Extract to read:

Do you know your Chianti from your Claret? Until recently, I was a wine dunce - but a tasting at Cellar Wines has changed that.

It’s an undisputed fact that I like a wine. Usually it’s a Sauv Blanc. Sometimes a Prosecco. Occasionally, a Charders. Dahling.

But on a Sunday, I drink red. Always red. Perhaps it’s the fact that it pairs so well with a Sunday roast. Or maybe, it’s just that by Sunday, my palate is looking for something different.

Until recently, I wasn’t fussy about my reds. As an Aussie, I naturally lean towards the Barossa Valley reds – Cab Sauv or Shiraz. As long as it’s mellow and smooth, I’ll drink it.

But I’ve recently become a convert to Italian wines – and Italian reds in particular – after attending a wine tasting event at Cellar Wines in Ripley.


The event was Chianti in Focus: Castello di Ama. We sampled six wines from Castello di Ama, a family-owned estate at the heart of the Chianti Classico region, and snacked on cheeseboards and chacuterie meat magnums stacked with English cheeses, artisan crackers, some gorgeous chutneys, salamis and chorizo.  There were 12 of us around a long table in the main Cellar Wines shop space, which made for a sociable and fun evening.

Castello di Ama’s export director Linda talked us through each of the wines. And after far too many years as a wine div, here are six things I learnt:

1… The year 2015 was a great vintage worldwide, which means that the Al Poggio Chardonnay di Toscana we sampled was a goodie. It’s also the only white wine produced by this vineyard.

Material shown:
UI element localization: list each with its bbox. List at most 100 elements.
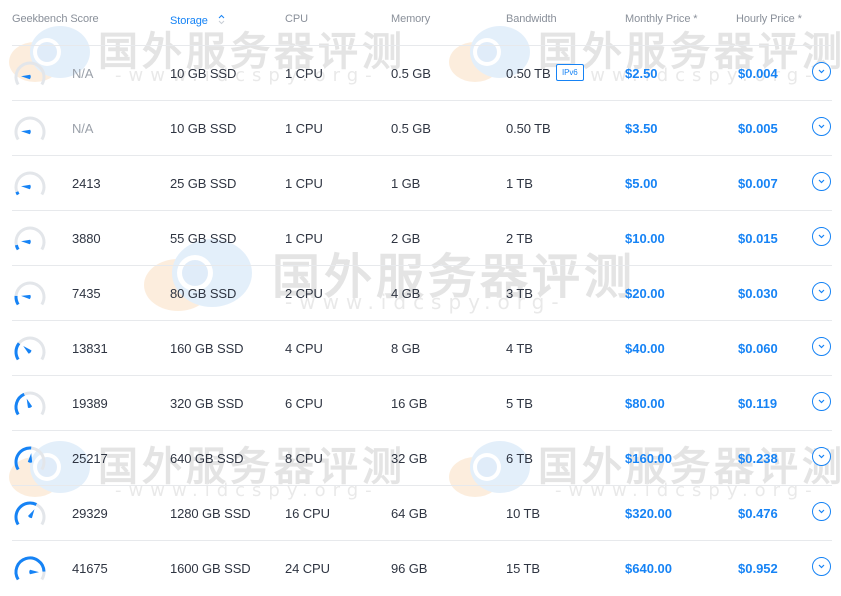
monthly-price: $20.00 <box>625 286 665 301</box>
bandwidth-cell: 10 TB <box>506 506 540 521</box>
storage-value: 160 GB SSD <box>170 341 244 356</box>
table-row[interactable]: 19389 320 GB SSD 6 CPU 16 GB 5 TB $80.00… <box>12 376 832 431</box>
bandwidth-value: 0.50 TB <box>506 66 551 81</box>
column-header-bandwidth[interactable]: Bandwidth <box>506 13 557 25</box>
column-header-hourly-price[interactable]: Hourly Price * <box>736 13 802 25</box>
gauge-needle <box>21 294 31 300</box>
cpu-value: 2 CPU <box>285 286 323 301</box>
monthly-price: $5.00 <box>625 176 658 191</box>
gauge-track <box>14 226 46 251</box>
bandwidth-cell: 4 TB <box>506 341 533 356</box>
cpu-value: 1 CPU <box>285 121 323 136</box>
sort-updown-icon[interactable] <box>218 14 225 25</box>
table-row[interactable]: 7435 80 GB SSD 2 CPU 4 GB 3 TB $20.00 $0… <box>12 266 832 321</box>
memory-value: 16 GB <box>391 396 428 411</box>
ipv6-badge: IPv6 <box>556 64 584 81</box>
gauge-needle <box>27 453 33 463</box>
bandwidth-value: 4 TB <box>506 341 533 356</box>
gauge-fill <box>14 342 21 361</box>
column-header-monthly-price[interactable]: Monthly Price * <box>625 13 698 25</box>
column-header-cpu[interactable]: CPU <box>285 13 308 25</box>
hourly-price: $0.476 <box>738 506 778 521</box>
chevron-down-icon <box>818 124 825 129</box>
table-row[interactable]: N/A 10 GB SSD 1 CPU 0.5 GB 0.50 TB IPv6 … <box>12 46 832 101</box>
geekbench-score: 25217 <box>72 451 108 466</box>
hourly-price: $0.952 <box>738 561 778 576</box>
monthly-price: $3.50 <box>625 121 658 136</box>
cpu-value: 1 CPU <box>285 231 323 246</box>
gauge-needle <box>26 398 33 408</box>
gauge-fill <box>14 556 46 581</box>
memory-value: 0.5 GB <box>391 66 431 81</box>
geekbench-score: N/A <box>72 121 94 136</box>
expand-row-button[interactable] <box>812 227 831 246</box>
gauge-track <box>14 116 46 141</box>
monthly-price: $160.00 <box>625 451 672 466</box>
storage-value: 320 GB SSD <box>170 396 244 411</box>
storage-value: 55 GB SSD <box>170 231 237 246</box>
bandwidth-cell: 0.50 TB IPv6 <box>506 64 584 81</box>
table-row[interactable]: 2413 25 GB SSD 1 CPU 1 GB 1 TB $5.00 $0.… <box>12 156 832 211</box>
memory-value: 96 GB <box>391 561 428 576</box>
expand-row-button[interactable] <box>812 337 831 356</box>
bandwidth-value: 2 TB <box>506 231 533 246</box>
monthly-price: $80.00 <box>625 396 665 411</box>
table-row[interactable]: 41675 1600 GB SSD 24 CPU 96 GB 15 TB $64… <box>12 541 832 595</box>
geekbench-gauge-icon <box>12 58 48 88</box>
gauge-needle <box>21 184 31 190</box>
geekbench-score: 7435 <box>72 286 101 301</box>
geekbench-gauge-icon <box>12 278 48 308</box>
hourly-price: $0.015 <box>738 231 778 246</box>
column-header-storage[interactable]: Storage <box>170 13 225 27</box>
gauge-fill <box>14 295 20 306</box>
table-row[interactable]: 3880 55 GB SSD 1 CPU 2 GB 2 TB $10.00 $0… <box>12 211 832 266</box>
table-row[interactable]: N/A 10 GB SSD 1 CPU 0.5 GB 0.50 TB $3.50… <box>12 101 832 156</box>
hourly-price: $0.007 <box>738 176 778 191</box>
storage-value: 10 GB SSD <box>170 66 237 81</box>
cpu-value: 16 CPU <box>285 506 330 521</box>
expand-row-button[interactable] <box>812 172 831 191</box>
memory-value: 32 GB <box>391 451 428 466</box>
column-header-label: Storage <box>170 15 208 27</box>
cpu-value: 4 CPU <box>285 341 323 356</box>
cpu-value: 1 CPU <box>285 176 323 191</box>
hourly-price: $0.030 <box>738 286 778 301</box>
bandwidth-value: 10 TB <box>506 506 540 521</box>
table-row[interactable]: 25217 640 GB SSD 8 CPU 32 GB 6 TB $160.0… <box>12 431 832 486</box>
hourly-price: $0.004 <box>738 66 778 81</box>
gauge-fill <box>14 392 25 416</box>
monthly-price: $320.00 <box>625 506 672 521</box>
bandwidth-value: 0.50 TB <box>506 121 551 136</box>
chevron-down-icon <box>818 509 825 514</box>
gauge-needle <box>21 74 31 80</box>
storage-value: 1600 GB SSD <box>170 561 251 576</box>
expand-row-button[interactable] <box>812 557 831 576</box>
table-row[interactable]: 13831 160 GB SSD 4 CPU 8 GB 4 TB $40.00 … <box>12 321 832 376</box>
geekbench-gauge-icon <box>12 168 48 198</box>
column-header-geekbench[interactable]: Geekbench Score <box>12 13 99 25</box>
bandwidth-value: 3 TB <box>506 286 533 301</box>
geekbench-score: 19389 <box>72 396 108 411</box>
expand-row-button[interactable] <box>812 447 831 466</box>
chevron-down-icon <box>818 69 825 74</box>
gauge-track <box>14 61 46 86</box>
geekbench-score: 29329 <box>72 506 108 521</box>
bandwidth-cell: 5 TB <box>506 396 533 411</box>
expand-row-button[interactable] <box>812 117 831 136</box>
memory-value: 4 GB <box>391 286 421 301</box>
geekbench-score: 3880 <box>72 231 101 246</box>
geekbench-gauge-icon <box>12 498 48 528</box>
expand-row-button[interactable] <box>812 502 831 521</box>
bandwidth-value: 5 TB <box>506 396 533 411</box>
expand-row-button[interactable] <box>812 282 831 301</box>
column-header-memory[interactable]: Memory <box>391 13 430 25</box>
hourly-price: $0.119 <box>738 396 778 411</box>
chevron-down-icon <box>818 234 825 239</box>
monthly-price: $10.00 <box>625 231 665 246</box>
geekbench-score: 13831 <box>72 341 108 356</box>
table-row[interactable]: 29329 1280 GB SSD 16 CPU 64 GB 10 TB $32… <box>12 486 832 541</box>
expand-row-button[interactable] <box>812 392 831 411</box>
expand-row-button[interactable] <box>812 62 831 81</box>
column-header-label: Hourly Price * <box>736 13 802 25</box>
gauge-track <box>14 171 46 196</box>
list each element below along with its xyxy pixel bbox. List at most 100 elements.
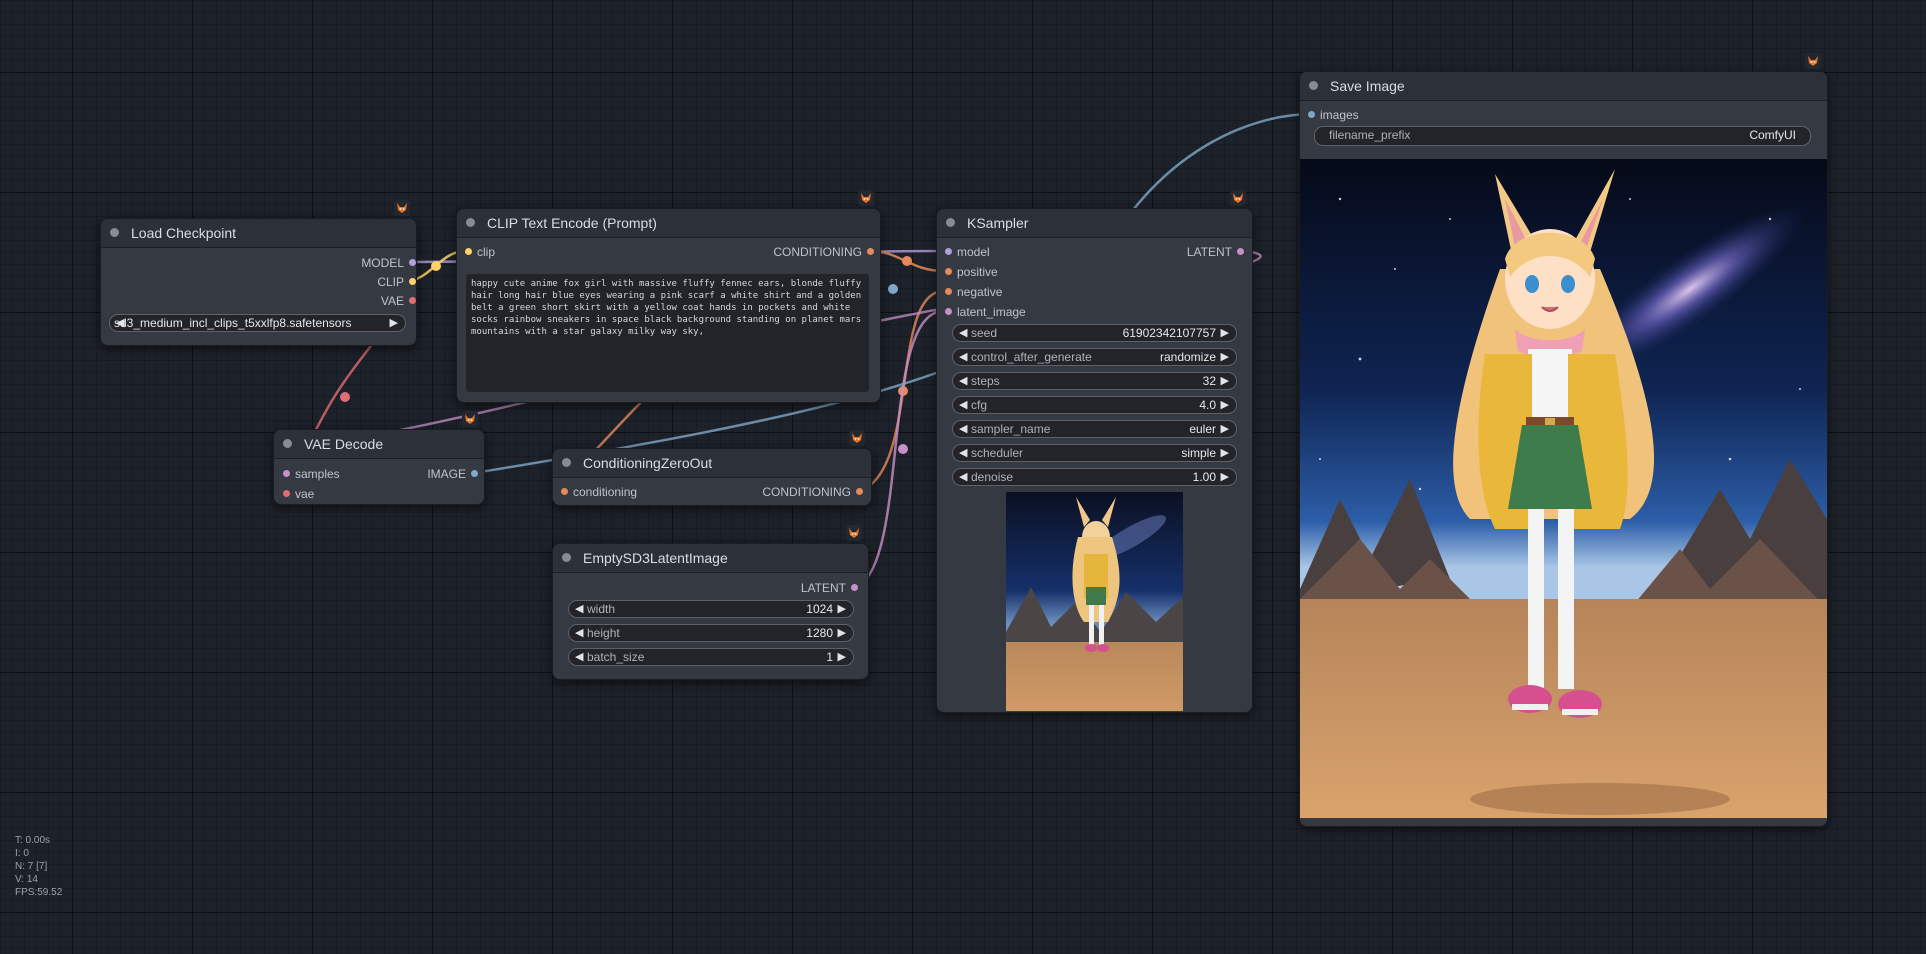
decrement-arrow-icon[interactable]: ◀	[959, 447, 967, 459]
slot-dot-icon[interactable]	[409, 259, 416, 266]
collapse-dot-icon[interactable]	[283, 439, 292, 448]
slot-dot-icon[interactable]	[283, 470, 290, 477]
collapse-dot-icon[interactable]	[466, 218, 475, 227]
prompt-textarea[interactable]: happy cute anime fox girl with massive f…	[466, 274, 869, 392]
slot-dot-icon[interactable]	[945, 288, 952, 295]
decrement-arrow-icon[interactable]: ◀	[575, 651, 583, 663]
sampler-name-widget[interactable]: ◀ sampler_name euler ▶	[952, 420, 1237, 438]
fox-badge-icon	[849, 430, 865, 446]
slot-label: images	[1320, 108, 1359, 122]
node-load-checkpoint[interactable]: Load Checkpoint MODEL CLIP VAE ◀ sd3_med…	[100, 200, 417, 346]
node-title-bar[interactable]: CLIP Text Encode (Prompt)	[457, 209, 880, 238]
decrement-arrow-icon[interactable]: ◀	[575, 627, 583, 639]
denoise-widget[interactable]: ◀ denoise 1.00 ▶	[952, 468, 1237, 486]
collapse-dot-icon[interactable]	[946, 218, 955, 227]
node-title-bar[interactable]: Load Checkpoint	[101, 219, 416, 248]
input-conditioning[interactable]: conditioning	[561, 485, 638, 499]
batch-size-widget[interactable]: ◀ batch_size 1 ▶	[568, 648, 854, 666]
decrement-arrow-icon[interactable]: ◀	[959, 375, 967, 387]
slot-dot-icon[interactable]	[851, 584, 858, 591]
arrow-right-icon[interactable]: ▶	[390, 317, 398, 329]
input-positive[interactable]: positive	[945, 265, 998, 279]
increment-arrow-icon[interactable]: ▶	[838, 627, 846, 639]
node-save-image[interactable]: Save Image images filename_prefix ComfyU…	[1299, 53, 1828, 827]
ckpt-name-combo[interactable]: ◀ sd3_medium_incl_clips_t5xxlfp8.safeten…	[109, 314, 406, 332]
widget-label: denoise	[971, 470, 1014, 484]
node-title-bar[interactable]: VAE Decode	[274, 430, 484, 459]
input-clip[interactable]: clip	[465, 245, 495, 259]
input-vae[interactable]: vae	[283, 487, 314, 501]
height-widget[interactable]: ◀ height 1280 ▶	[568, 624, 854, 642]
input-negative[interactable]: negative	[945, 285, 1002, 299]
node-title-bar[interactable]: Save Image	[1300, 72, 1827, 101]
slot-label: latent_image	[957, 305, 1026, 319]
seed-widget[interactable]: ◀ seed 61902342107757 ▶	[952, 324, 1237, 342]
decrement-arrow-icon[interactable]: ◀	[959, 351, 967, 363]
collapse-dot-icon[interactable]	[562, 458, 571, 467]
slot-label: conditioning	[573, 485, 638, 499]
increment-arrow-icon[interactable]: ▶	[838, 651, 846, 663]
increment-arrow-icon[interactable]: ▶	[1221, 399, 1229, 411]
widget-value: 61902342107757	[1122, 326, 1216, 340]
stat-iterations: I: 0	[15, 848, 29, 859]
node-clip-text-encode[interactable]: CLIP Text Encode (Prompt) clip CONDITION…	[456, 190, 881, 403]
output-latent[interactable]: LATENT	[801, 581, 858, 595]
slot-dot-icon[interactable]	[409, 297, 416, 304]
slot-dot-icon[interactable]	[945, 248, 952, 255]
input-images[interactable]: images	[1308, 108, 1359, 122]
slot-dot-icon[interactable]	[945, 268, 952, 275]
control-after-generate-widget[interactable]: ◀ control_after_generate randomize ▶	[952, 348, 1237, 366]
slot-dot-icon[interactable]	[867, 248, 874, 255]
fox-badge-icon	[394, 200, 410, 216]
input-latent-image[interactable]: latent_image	[945, 305, 1026, 319]
output-vae[interactable]: VAE	[381, 294, 416, 308]
collapse-dot-icon[interactable]	[1309, 81, 1318, 90]
increment-arrow-icon[interactable]: ▶	[1221, 471, 1229, 483]
input-samples[interactable]: samples	[283, 467, 340, 481]
slot-dot-icon[interactable]	[561, 488, 568, 495]
slot-dot-icon[interactable]	[471, 470, 478, 477]
node-conditioning-zero-out[interactable]: ConditioningZeroOut conditioning CONDITI…	[552, 430, 872, 506]
scheduler-widget[interactable]: ◀ scheduler simple ▶	[952, 444, 1237, 462]
output-latent[interactable]: LATENT	[1187, 245, 1244, 259]
output-image[interactable]: IMAGE	[427, 467, 478, 481]
collapse-dot-icon[interactable]	[110, 228, 119, 237]
increment-arrow-icon[interactable]: ▶	[1221, 423, 1229, 435]
filename-prefix-field[interactable]: filename_prefix ComfyUI	[1314, 126, 1811, 146]
slot-label: CONDITIONING	[773, 245, 862, 259]
decrement-arrow-icon[interactable]: ◀	[959, 327, 967, 339]
increment-arrow-icon[interactable]: ▶	[838, 603, 846, 615]
steps-widget[interactable]: ◀ steps 32 ▶	[952, 372, 1237, 390]
output-clip[interactable]: CLIP	[377, 275, 416, 289]
decrement-arrow-icon[interactable]: ◀	[575, 603, 583, 615]
node-title-bar[interactable]: ConditioningZeroOut	[553, 449, 871, 478]
input-model[interactable]: model	[945, 245, 990, 259]
increment-arrow-icon[interactable]: ▶	[1221, 351, 1229, 363]
increment-arrow-icon[interactable]: ▶	[1221, 447, 1229, 459]
slot-dot-icon[interactable]	[856, 488, 863, 495]
slot-dot-icon[interactable]	[465, 248, 472, 255]
slot-dot-icon[interactable]	[945, 308, 952, 315]
slot-dot-icon[interactable]	[1308, 111, 1315, 118]
cfg-widget[interactable]: ◀ cfg 4.0 ▶	[952, 396, 1237, 414]
widget-value: 1	[826, 650, 833, 664]
node-empty-sd3-latent-image[interactable]: EmptySD3LatentImage LATENT ◀ width 1024 …	[552, 525, 869, 680]
output-conditioning[interactable]: CONDITIONING	[762, 485, 863, 499]
output-conditioning[interactable]: CONDITIONING	[773, 245, 874, 259]
decrement-arrow-icon[interactable]: ◀	[959, 423, 967, 435]
node-title-bar[interactable]: EmptySD3LatentImage	[553, 544, 868, 573]
slot-label: positive	[957, 265, 998, 279]
node-vae-decode[interactable]: VAE Decode samples vae IMAGE	[273, 411, 485, 505]
increment-arrow-icon[interactable]: ▶	[1221, 375, 1229, 387]
decrement-arrow-icon[interactable]: ◀	[959, 471, 967, 483]
output-model[interactable]: MODEL	[361, 256, 416, 270]
decrement-arrow-icon[interactable]: ◀	[959, 399, 967, 411]
slot-dot-icon[interactable]	[1237, 248, 1244, 255]
slot-dot-icon[interactable]	[283, 490, 290, 497]
collapse-dot-icon[interactable]	[562, 553, 571, 562]
node-ksampler[interactable]: KSampler model positive negative latent_…	[936, 190, 1253, 713]
node-title-bar[interactable]: KSampler	[937, 209, 1252, 238]
width-widget[interactable]: ◀ width 1024 ▶	[568, 600, 854, 618]
increment-arrow-icon[interactable]: ▶	[1221, 327, 1229, 339]
slot-dot-icon[interactable]	[409, 278, 416, 285]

Task list:
1) From the Chianti tasting write-up, pull out the passage starting with "1… The year" and going on through "by this vineyard.".
2) Carry on the Chianti tasting write-up from the point where it stops.

The results:
1)
1… The year 2015 was a great vintage worldwide, which means that the Al Poggio Chardonnay di Toscana we sampled was a goodie. It’s also the only white wine produced by this vineyard.

2)
2… Not all Chianti is the same. Chianti and Chianti Classico are separate regions, producing different wines. Castello di Ama produce four Chianti Classico wines.


3… The Sangiovese grape is the one most used in the Chianti Classico wines. In Tuscany, this grape is king. Castello di Ama’s 2015 vintage Ama Chianti Classico blends 96 per cent Sangiovese with 4 per cent Merlot which makes a very drinkable wine. And it is indeed easy to drink, as I proved when I downed both my own and Mr Muddy’s.

4… Winemaking it not an exact science. At Castello di Ama, they’re just a little bit artisan crazy and like to play with their blends. In the case of the Riserva 2009, it worked a treat and this adventurous blend of Sangiovese, Malvasia Nera, Canaiolo and Merlot grapes has created a wonderful wine. It was my favourite of the night.

5… In Tuscany, 2011 was an elegant vintage – so wines from this year are sure to be good. The San Lorenzo 2011 Chianti Classico Selzione confirmed this to be true.

6… If you drink this much wine, you end up a bit pissed. So make sure you have a designated driver, or you book a cab.

Cellar Wines hosts free informal wine and delicatessen tastings every Saturday, and regular wine tasting events. The next one, Burgundy Tasting, is on Thurs Oct 26. Cost is is £35 per person.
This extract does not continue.